» Selected passage:
######

Huddles are a common check-in communication tactic. They are short, daily sessions for the care team to rapidly prepare for managing the day. As an excellent form of communication, it is most often used in a facility setting or a provider’s office but could be adapted for use in a person’s home when there are different team members handing off duties to each other. Huddles are often quite brief such as 5 minutes at the start of a day. Topics may include anything from adjustments to workflow or schedule, crisis management, and special challenges that are expected to arise. In a clinic setting, these will often be documented, perhaps in the electronic health record. Others use a white board to note agenda items throughout the day for the next day’s discussion. Patient-centered medical homes are required to document huddles. In an ALF, Memory Care Unit (MCU), or NH, huddles can be used to quickly relay community-wide events or planned disruptions, as well as passing on brief updates about community members.

Team meetings are more formal meetings to review current information, regular reassessments of the person’s situation, and care plan and/or to make decisions. Training might be included in this category of communication. When the person living with dementia is attending, special efforts are needed to make sure that the pace and content of the conversation is appropriate to the person’s needs. Remember that SDM research has shown how much people living with dementia value being a participant in the discussion rather than being talked about or talked over.

######

» Given entries:

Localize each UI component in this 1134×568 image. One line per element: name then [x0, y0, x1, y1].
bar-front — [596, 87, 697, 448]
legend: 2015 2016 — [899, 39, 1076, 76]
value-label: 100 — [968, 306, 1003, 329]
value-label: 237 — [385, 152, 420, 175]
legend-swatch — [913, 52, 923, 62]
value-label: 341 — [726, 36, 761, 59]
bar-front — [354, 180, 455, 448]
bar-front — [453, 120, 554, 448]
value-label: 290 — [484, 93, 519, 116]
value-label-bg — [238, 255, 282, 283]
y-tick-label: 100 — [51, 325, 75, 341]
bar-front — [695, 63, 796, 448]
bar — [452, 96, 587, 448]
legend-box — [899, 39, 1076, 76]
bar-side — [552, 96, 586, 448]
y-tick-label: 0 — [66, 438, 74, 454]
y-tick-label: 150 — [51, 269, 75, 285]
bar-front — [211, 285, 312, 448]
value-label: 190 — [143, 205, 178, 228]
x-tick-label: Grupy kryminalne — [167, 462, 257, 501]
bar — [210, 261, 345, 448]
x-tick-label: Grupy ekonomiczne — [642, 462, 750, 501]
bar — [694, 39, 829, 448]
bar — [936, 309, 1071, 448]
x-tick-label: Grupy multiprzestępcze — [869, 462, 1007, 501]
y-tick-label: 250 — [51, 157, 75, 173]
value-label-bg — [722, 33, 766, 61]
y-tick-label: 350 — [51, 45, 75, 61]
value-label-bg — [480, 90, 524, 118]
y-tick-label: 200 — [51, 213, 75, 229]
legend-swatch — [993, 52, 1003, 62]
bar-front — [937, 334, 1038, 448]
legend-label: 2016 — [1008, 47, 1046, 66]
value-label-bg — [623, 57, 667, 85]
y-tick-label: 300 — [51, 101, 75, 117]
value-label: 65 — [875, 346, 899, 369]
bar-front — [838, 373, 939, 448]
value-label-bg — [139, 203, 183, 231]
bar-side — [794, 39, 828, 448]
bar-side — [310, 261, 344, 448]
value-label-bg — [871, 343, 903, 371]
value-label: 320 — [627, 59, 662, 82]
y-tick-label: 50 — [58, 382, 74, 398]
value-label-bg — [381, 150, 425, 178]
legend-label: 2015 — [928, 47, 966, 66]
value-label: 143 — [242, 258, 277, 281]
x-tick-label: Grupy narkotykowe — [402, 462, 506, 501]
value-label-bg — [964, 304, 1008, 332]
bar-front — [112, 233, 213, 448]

######

» Required tasks:
- a) Rewrite the passage on huddles and team meetings between "Team meetings are" and "or talked over.", inclusive, substituting "Care conferences" for "Team meetings".
- b) Summarize the passage on huddles and team meetings in two sentences.

» Answers:
- a)
Care conferences are more formal meetings to review current information, regular reassessments of the person’s situation, and care plan and/or to make decisions. Training might be included in this category of communication. When the person living with dementia is attending, special efforts are needed to make sure that the pace and content of the conversation is appropriate to the person’s needs. Remember that SDM research has shown how much people living with dementia value being a participant in the discussion rather than being talked about or talked over.

- b) Huddles are short daily sessions, often about five minutes, in which the care team prepares for the day by addressing matters such as workflow or schedule adjustments, crisis management, and expected challenges; in a clinic setting they are often documented. Team meetings are more formal sessions for reviewing current information, reassessing the person's situation and care plan, or making decisions, and when the person living with dementia attends, the pace and content of the conversation must suit that person's needs.